What is required >>
Send back the entries below exactly as they appear.

Given information >>
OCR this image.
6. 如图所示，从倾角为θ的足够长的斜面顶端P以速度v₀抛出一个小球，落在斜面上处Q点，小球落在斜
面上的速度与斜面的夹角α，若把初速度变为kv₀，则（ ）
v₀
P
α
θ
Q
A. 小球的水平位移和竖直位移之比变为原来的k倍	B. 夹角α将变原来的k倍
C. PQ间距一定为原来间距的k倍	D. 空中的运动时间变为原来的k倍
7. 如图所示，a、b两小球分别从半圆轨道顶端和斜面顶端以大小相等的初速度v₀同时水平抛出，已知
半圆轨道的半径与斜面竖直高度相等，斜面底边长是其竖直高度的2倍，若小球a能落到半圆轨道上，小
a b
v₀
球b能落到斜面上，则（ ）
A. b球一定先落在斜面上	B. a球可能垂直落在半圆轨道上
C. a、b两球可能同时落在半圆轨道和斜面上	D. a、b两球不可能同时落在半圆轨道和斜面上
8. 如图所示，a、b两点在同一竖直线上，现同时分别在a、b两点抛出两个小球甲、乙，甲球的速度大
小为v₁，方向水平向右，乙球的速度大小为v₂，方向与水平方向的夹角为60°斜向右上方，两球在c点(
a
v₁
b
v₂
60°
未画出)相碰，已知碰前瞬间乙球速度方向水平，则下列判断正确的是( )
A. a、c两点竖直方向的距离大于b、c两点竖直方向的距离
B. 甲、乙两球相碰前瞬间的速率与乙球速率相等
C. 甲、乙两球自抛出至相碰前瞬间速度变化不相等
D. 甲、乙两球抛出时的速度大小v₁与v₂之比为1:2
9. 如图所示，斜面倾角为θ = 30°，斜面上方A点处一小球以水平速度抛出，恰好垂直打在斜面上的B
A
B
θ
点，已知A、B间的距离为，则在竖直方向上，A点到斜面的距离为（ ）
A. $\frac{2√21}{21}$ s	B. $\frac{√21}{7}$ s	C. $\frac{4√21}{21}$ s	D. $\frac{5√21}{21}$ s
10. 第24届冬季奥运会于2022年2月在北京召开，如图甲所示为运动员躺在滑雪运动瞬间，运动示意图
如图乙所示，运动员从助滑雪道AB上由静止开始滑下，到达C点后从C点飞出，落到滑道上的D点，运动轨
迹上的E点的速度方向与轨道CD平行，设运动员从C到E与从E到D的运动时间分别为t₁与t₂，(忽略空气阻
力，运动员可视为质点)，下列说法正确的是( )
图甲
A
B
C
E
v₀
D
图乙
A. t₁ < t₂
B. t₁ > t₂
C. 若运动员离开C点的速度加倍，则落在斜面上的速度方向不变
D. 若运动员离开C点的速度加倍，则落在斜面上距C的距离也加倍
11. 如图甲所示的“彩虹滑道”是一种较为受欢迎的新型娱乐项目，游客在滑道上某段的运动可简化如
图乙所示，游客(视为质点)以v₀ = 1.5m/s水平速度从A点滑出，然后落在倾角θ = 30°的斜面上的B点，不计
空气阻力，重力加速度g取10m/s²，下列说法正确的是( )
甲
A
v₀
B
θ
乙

Response to the exercise >>
OCR this image.
6. 如图所示，从倾角为θ的足够长的斜面顶端P以速度v₀抛出一个小球，落在斜面上处Q点，小球落在斜
面上的速度与斜面的夹角α，若把初速度变为kv₀，则（ ）
v₀
P
α
θ
Q
A. 小球的水平位移和竖直位移之比变为原来的k倍	B. 夹角α将变原来的k倍
C. PQ间距一定为原来间距的k倍	D. 空中的运动时间变为原来的k倍
7. 如图所示，a、b两小球分别从半圆轨道顶端和斜面顶端以大小相等的初速度v₀同时水平抛出，已知
半圆轨道的半径与斜面竖直高度相等，斜面底边长是其竖直高度的2倍，若小球a能落到半圆轨道上，小
a b
v₀
球b能落到斜面上，则（ ）
A. b球一定先落在斜面上	B. a球可能垂直落在半圆轨道上
C. a、b两球可能同时落在半圆轨道和斜面上	D. a、b两球不可能同时落在半圆轨道和斜面上
8. 如图所示，a、b两点在同一竖直线上，现同时分别在a、b两点抛出两个小球甲、乙，甲球的速度大
小为v₁，方向水平向右，乙球的速度大小为v₂，方向与水平方向的夹角为60°斜向右上方，两球在c点(
a
v₁
b
v₂
60°
未画出)相碰，已知碰前瞬间乙球速度方向水平，则下列判断正确的是( )
A. a、c两点竖直方向的距离大于b、c两点竖直方向的距离
B. 甲、乙两球相碰前瞬间的速率与乙球速率相等
C. 甲、乙两球自抛出至相碰前瞬间速度变化不相等
D. 甲、乙两球抛出时的速度大小v₁与v₂之比为1:2
9. 如图所示，斜面倾角为θ = 30°，斜面上方A点处一小球以水平速度抛出，恰好垂直打在斜面上的B
A
B
θ
点，已知A、B间的距离为，则在竖直方向上，A点到斜面的距离为（ ）
A. $\frac{2√21}{21}$ s	B. $\frac{√21}{7}$ s	C. $\frac{4√21}{21}$ s	D. $\frac{5√21}{21}$ s
10. 第24届冬季奥运会于2022年2月在北京召开，如图甲所示为运动员躺在滑雪运动瞬间，运动示意图
如图乙所示，运动员从助滑雪道AB上由静止开始滑下，到达C点后从C点飞出，落到滑道上的D点，运动轨
迹上的E点的速度方向与轨道CD平行，设运动员从C到E与从E到D的运动时间分别为t₁与t₂，(忽略空气阻
力，运动员可视为质点)，下列说法正确的是( )
图甲
A
B
C
E
v₀
D
图乙
A. t₁ < t₂
B. t₁ > t₂
C. 若运动员离开C点的速度加倍，则落在斜面上的速度方向不变
D. 若运动员离开C点的速度加倍，则落在斜面上距C的距离也加倍
11. 如图甲所示的“彩虹滑道”是一种较为受欢迎的新型娱乐项目，游客在滑道上某段的运动可简化如
图乙所示，游客(视为质点)以v₀ = 1.5m/s水平速度从A点滑出，然后落在倾角θ = 30°的斜面上的B点，不计
空气阻力，重力加速度g取10m/s²，下列说法正确的是( )
甲
A
v₀
B
θ
乙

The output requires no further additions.